Record set:
· · · · · · ·

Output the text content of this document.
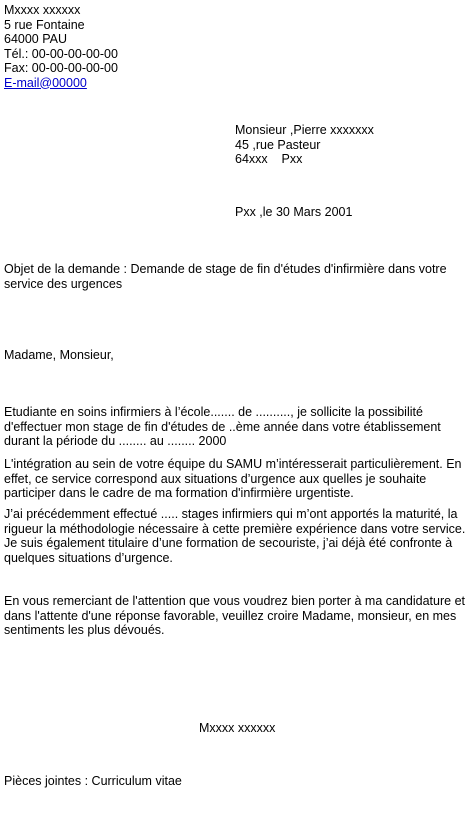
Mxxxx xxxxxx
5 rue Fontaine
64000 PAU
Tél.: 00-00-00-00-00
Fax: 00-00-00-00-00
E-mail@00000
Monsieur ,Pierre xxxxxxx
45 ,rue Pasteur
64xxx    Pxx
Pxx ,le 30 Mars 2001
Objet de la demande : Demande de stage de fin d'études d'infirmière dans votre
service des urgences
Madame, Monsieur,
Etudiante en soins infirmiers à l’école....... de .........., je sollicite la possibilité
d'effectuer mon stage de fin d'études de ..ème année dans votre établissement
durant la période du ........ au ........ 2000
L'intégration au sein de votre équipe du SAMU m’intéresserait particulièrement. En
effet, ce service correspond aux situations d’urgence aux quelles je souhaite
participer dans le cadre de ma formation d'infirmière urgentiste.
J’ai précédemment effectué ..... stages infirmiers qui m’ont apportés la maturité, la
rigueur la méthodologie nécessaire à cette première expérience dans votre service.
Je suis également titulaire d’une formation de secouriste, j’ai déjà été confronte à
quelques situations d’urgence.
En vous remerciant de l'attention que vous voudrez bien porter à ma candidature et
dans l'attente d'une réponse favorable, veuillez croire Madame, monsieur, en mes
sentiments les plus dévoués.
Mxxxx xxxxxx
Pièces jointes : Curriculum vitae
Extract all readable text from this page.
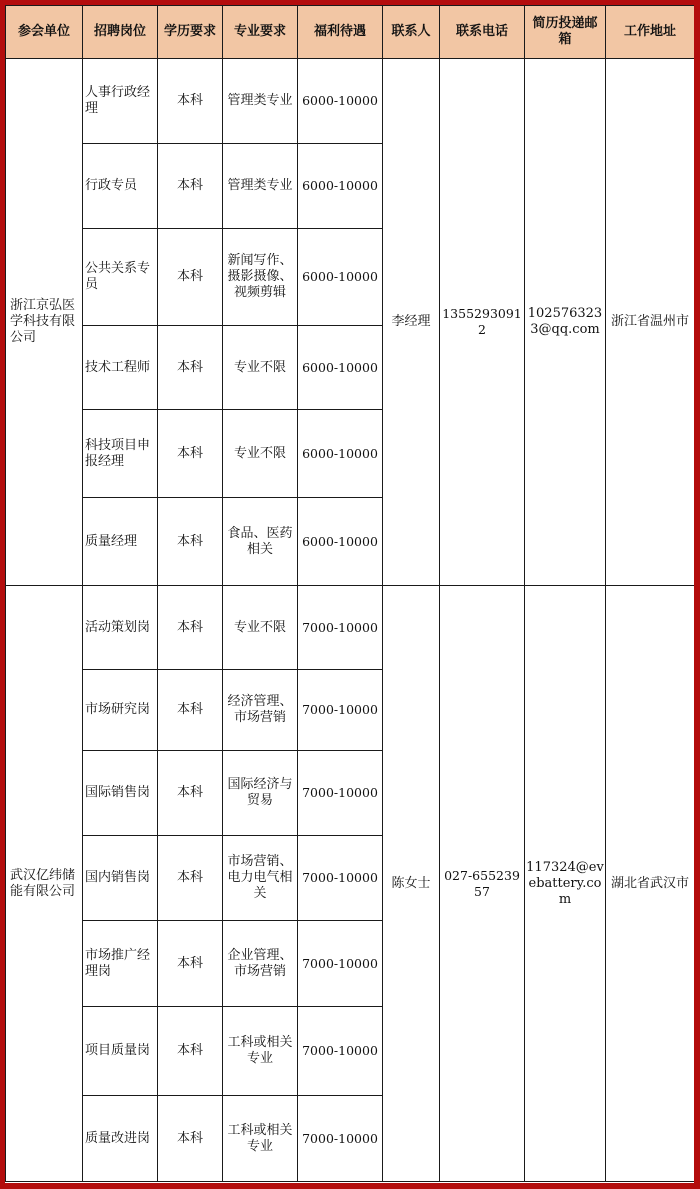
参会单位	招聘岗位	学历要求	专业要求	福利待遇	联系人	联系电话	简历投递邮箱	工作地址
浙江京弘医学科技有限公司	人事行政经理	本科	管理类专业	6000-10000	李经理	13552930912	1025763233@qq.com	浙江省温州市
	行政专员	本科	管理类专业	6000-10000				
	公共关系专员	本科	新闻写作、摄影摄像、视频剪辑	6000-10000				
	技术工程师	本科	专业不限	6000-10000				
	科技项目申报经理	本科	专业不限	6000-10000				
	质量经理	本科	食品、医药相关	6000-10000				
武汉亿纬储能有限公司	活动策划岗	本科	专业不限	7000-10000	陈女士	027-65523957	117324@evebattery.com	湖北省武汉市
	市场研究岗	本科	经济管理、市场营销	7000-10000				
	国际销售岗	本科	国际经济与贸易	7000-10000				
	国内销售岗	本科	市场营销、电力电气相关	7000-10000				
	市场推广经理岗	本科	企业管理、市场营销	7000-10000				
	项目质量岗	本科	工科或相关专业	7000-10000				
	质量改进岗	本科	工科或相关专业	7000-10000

· · · · · · ·

Given exercise: Gather every line from the listing above in which the word "工科或相关专业" appears.

Solution:
	项目质量岗	本科	工科或相关专业	7000-10000				
	质量改进岗	本科	工科或相关专业	7000-10000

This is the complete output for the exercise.